WHAT TO WORK ON
Take the data below and repeat it exactly.

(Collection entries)
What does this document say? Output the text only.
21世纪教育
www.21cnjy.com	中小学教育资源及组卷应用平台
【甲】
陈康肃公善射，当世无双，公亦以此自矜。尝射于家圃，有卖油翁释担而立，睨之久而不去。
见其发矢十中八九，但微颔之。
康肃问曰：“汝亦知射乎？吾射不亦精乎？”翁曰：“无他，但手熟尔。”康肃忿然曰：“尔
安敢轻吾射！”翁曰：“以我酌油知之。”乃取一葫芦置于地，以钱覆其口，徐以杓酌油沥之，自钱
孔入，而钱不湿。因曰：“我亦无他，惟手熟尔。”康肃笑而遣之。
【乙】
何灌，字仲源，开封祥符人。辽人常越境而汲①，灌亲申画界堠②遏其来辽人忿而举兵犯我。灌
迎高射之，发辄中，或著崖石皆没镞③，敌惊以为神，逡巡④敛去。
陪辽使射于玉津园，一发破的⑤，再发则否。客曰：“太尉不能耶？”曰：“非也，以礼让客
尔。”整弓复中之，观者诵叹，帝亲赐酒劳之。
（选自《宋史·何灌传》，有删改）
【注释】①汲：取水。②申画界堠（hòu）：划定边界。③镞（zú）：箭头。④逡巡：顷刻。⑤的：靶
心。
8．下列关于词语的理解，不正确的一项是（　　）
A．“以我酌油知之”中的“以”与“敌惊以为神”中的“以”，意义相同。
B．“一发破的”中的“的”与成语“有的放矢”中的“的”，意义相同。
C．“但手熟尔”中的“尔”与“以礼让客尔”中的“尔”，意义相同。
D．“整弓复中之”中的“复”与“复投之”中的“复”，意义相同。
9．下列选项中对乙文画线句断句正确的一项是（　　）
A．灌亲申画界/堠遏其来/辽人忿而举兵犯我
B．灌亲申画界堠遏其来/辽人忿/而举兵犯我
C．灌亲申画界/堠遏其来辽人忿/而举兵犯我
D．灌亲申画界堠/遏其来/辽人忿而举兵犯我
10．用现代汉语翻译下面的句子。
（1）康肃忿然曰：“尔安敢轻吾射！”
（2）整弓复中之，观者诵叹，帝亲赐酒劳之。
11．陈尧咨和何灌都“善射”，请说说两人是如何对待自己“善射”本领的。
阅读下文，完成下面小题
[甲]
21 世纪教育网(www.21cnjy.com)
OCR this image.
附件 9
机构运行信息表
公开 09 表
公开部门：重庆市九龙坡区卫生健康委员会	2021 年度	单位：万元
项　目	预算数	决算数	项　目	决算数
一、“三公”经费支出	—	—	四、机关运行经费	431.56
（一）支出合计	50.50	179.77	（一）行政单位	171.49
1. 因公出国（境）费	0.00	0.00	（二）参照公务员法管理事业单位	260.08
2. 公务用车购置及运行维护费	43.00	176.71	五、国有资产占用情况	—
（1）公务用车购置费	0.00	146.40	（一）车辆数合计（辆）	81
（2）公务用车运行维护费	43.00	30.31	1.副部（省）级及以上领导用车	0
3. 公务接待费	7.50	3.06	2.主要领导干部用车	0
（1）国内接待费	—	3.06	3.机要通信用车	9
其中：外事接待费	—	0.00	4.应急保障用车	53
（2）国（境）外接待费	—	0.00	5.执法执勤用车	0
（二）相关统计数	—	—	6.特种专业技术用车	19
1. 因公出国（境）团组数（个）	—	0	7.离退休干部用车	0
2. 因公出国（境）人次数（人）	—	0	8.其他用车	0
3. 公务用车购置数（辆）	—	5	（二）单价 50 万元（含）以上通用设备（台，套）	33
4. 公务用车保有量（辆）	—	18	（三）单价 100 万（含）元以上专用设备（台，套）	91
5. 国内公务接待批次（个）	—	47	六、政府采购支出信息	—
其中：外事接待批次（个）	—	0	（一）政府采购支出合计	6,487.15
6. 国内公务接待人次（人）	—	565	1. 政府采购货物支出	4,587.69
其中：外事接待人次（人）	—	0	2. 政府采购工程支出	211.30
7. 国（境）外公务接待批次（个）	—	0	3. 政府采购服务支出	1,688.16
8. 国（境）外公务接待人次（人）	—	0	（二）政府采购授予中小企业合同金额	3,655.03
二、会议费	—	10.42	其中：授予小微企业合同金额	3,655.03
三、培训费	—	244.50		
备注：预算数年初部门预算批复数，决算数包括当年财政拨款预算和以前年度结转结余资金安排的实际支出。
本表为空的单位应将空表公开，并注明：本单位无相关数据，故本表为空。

TASK ANSWER
What does this document say? Output the text only.
21世纪教育
www.21cnjy.com	中小学教育资源及组卷应用平台
【甲】
陈康肃公善射，当世无双，公亦以此自矜。尝射于家圃，有卖油翁释担而立，睨之久而不去。
见其发矢十中八九，但微颔之。
康肃问曰：“汝亦知射乎？吾射不亦精乎？”翁曰：“无他，但手熟尔。”康肃忿然曰：“尔
安敢轻吾射！”翁曰：“以我酌油知之。”乃取一葫芦置于地，以钱覆其口，徐以杓酌油沥之，自钱
孔入，而钱不湿。因曰：“我亦无他，惟手熟尔。”康肃笑而遣之。
【乙】
何灌，字仲源，开封祥符人。辽人常越境而汲①，灌亲申画界堠②遏其来辽人忿而举兵犯我。灌
迎高射之，发辄中，或著崖石皆没镞③，敌惊以为神，逡巡④敛去。
陪辽使射于玉津园，一发破的⑤，再发则否。客曰：“太尉不能耶？”曰：“非也，以礼让客
尔。”整弓复中之，观者诵叹，帝亲赐酒劳之。
（选自《宋史·何灌传》，有删改）
【注释】①汲：取水。②申画界堠（hòu）：划定边界。③镞（zú）：箭头。④逡巡：顷刻。⑤的：靶
心。
8．下列关于词语的理解，不正确的一项是（　　）
A．“以我酌油知之”中的“以”与“敌惊以为神”中的“以”，意义相同。
B．“一发破的”中的“的”与成语“有的放矢”中的“的”，意义相同。
C．“但手熟尔”中的“尔”与“以礼让客尔”中的“尔”，意义相同。
D．“整弓复中之”中的“复”与“复投之”中的“复”，意义相同。
9．下列选项中对乙文画线句断句正确的一项是（　　）
A．灌亲申画界/堠遏其来/辽人忿而举兵犯我
B．灌亲申画界堠遏其来/辽人忿/而举兵犯我
C．灌亲申画界/堠遏其来辽人忿/而举兵犯我
D．灌亲申画界堠/遏其来/辽人忿而举兵犯我
10．用现代汉语翻译下面的句子。
（1）康肃忿然曰：“尔安敢轻吾射！”
（2）整弓复中之，观者诵叹，帝亲赐酒劳之。
11．陈尧咨和何灌都“善射”，请说说两人是如何对待自己“善射”本领的。
阅读下文，完成下面小题
[甲]
21 世纪教育网(www.21cnjy.com)
OCR this image.
附件 9
机构运行信息表
公开 09 表
公开部门：重庆市九龙坡区卫生健康委员会	2021 年度	单位：万元
项　目	预算数	决算数	项　目	决算数
一、“三公”经费支出	—	—	四、机关运行经费	431.56
（一）支出合计	50.50	179.77	（一）行政单位	171.49
1. 因公出国（境）费	0.00	0.00	（二）参照公务员法管理事业单位	260.08
2. 公务用车购置及运行维护费	43.00	176.71	五、国有资产占用情况	—
（1）公务用车购置费	0.00	146.40	（一）车辆数合计（辆）	81
（2）公务用车运行维护费	43.00	30.31	1.副部（省）级及以上领导用车	0
3. 公务接待费	7.50	3.06	2.主要领导干部用车	0
（1）国内接待费	—	3.06	3.机要通信用车	9
其中：外事接待费	—	0.00	4.应急保障用车	53
（2）国（境）外接待费	—	0.00	5.执法执勤用车	0
（二）相关统计数	—	—	6.特种专业技术用车	19
1. 因公出国（境）团组数（个）	—	0	7.离退休干部用车	0
2. 因公出国（境）人次数（人）	—	0	8.其他用车	0
3. 公务用车购置数（辆）	—	5	（二）单价 50 万元（含）以上通用设备（台，套）	33
4. 公务用车保有量（辆）	—	18	（三）单价 100 万（含）元以上专用设备（台，套）	91
5. 国内公务接待批次（个）	—	47	六、政府采购支出信息	—
其中：外事接待批次（个）	—	0	（一）政府采购支出合计	6,487.15
6. 国内公务接待人次（人）	—	565	1. 政府采购货物支出	4,587.69
其中：外事接待人次（人）	—	0	2. 政府采购工程支出	211.30
7. 国（境）外公务接待批次（个）	—	0	3. 政府采购服务支出	1,688.16
8. 国（境）外公务接待人次（人）	—	0	（二）政府采购授予中小企业合同金额	3,655.03
二、会议费	—	10.42	其中：授予小微企业合同金额	3,655.03
三、培训费	—	244.50		
备注：预算数年初部门预算批复数，决算数包括当年财政拨款预算和以前年度结转结余资金安排的实际支出。
本表为空的单位应将空表公开，并注明：本单位无相关数据，故本表为空。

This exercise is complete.